▸ **Task requirements**:
Show all lines holding "White".

Data entries
+ + + +

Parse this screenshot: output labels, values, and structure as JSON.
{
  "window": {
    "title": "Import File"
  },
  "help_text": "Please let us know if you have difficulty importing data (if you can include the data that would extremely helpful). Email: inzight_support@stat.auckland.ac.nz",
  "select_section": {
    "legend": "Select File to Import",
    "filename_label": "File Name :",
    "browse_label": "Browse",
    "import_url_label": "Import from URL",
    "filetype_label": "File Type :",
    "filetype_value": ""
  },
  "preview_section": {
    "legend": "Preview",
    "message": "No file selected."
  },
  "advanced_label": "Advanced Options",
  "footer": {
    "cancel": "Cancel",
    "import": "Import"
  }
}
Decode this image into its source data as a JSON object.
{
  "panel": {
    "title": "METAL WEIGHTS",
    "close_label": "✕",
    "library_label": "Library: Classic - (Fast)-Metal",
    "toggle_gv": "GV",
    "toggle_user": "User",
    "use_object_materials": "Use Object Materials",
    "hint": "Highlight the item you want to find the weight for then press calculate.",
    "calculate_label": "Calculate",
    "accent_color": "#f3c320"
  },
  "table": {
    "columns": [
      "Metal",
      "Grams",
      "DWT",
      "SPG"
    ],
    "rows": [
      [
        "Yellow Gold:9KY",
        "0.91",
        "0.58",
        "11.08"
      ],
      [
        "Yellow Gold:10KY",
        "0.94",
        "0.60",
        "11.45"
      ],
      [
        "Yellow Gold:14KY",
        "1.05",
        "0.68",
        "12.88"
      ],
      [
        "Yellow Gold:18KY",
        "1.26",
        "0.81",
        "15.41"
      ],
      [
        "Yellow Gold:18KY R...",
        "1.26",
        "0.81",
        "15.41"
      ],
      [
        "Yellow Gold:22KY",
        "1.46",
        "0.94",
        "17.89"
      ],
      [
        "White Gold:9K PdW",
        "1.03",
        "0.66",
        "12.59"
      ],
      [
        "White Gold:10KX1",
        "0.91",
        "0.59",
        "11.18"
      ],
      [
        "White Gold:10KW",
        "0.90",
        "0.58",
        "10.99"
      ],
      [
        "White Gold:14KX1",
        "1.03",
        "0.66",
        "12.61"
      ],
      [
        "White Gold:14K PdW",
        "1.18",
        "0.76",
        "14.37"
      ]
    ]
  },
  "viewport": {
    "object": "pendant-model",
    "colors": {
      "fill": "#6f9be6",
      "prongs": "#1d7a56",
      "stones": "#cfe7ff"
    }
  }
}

+ + + +

▸ **Output for this exercise**:
        "White Gold:9K PdW",
        "White Gold:10KX1",
        "White Gold:10KW",
        "White Gold:14KX1",
        "White Gold:14K PdW",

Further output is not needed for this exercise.